What is needed:
Find and return each line containing "Europe".

——

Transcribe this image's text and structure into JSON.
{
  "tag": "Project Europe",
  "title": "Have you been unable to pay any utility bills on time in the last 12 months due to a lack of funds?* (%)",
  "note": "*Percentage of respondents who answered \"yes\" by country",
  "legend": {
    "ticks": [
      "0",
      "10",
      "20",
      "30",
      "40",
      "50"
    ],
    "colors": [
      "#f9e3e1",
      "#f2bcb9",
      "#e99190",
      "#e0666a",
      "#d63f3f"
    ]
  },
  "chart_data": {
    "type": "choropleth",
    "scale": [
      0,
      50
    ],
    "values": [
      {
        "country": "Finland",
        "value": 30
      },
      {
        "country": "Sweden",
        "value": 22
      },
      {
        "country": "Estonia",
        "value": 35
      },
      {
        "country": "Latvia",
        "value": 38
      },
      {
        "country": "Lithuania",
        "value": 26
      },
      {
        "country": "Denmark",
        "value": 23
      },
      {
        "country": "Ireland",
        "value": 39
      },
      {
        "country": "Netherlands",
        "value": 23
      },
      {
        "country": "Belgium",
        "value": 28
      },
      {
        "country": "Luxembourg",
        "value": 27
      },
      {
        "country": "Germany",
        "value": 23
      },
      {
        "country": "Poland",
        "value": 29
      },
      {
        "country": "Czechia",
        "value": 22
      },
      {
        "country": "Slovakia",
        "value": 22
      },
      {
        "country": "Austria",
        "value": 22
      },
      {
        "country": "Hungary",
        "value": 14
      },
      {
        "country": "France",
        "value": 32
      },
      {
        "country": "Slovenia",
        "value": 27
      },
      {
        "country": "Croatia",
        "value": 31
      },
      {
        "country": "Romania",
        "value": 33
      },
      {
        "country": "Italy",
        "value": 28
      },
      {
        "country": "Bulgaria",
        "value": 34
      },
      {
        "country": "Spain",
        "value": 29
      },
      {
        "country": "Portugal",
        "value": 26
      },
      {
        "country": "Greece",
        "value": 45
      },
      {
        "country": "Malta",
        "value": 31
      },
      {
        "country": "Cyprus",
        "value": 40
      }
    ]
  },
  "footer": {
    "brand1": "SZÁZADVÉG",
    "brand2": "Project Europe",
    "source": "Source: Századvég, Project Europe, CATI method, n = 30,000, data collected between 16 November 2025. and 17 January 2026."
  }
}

——

Task solution:
  "tag": "Project Europe",
    "brand2": "Project Europe",
    "source": "Source: Századvég, Project Europe, CATI method, n = 30,000, data collected between 16 November 2025. and 17 January 2026."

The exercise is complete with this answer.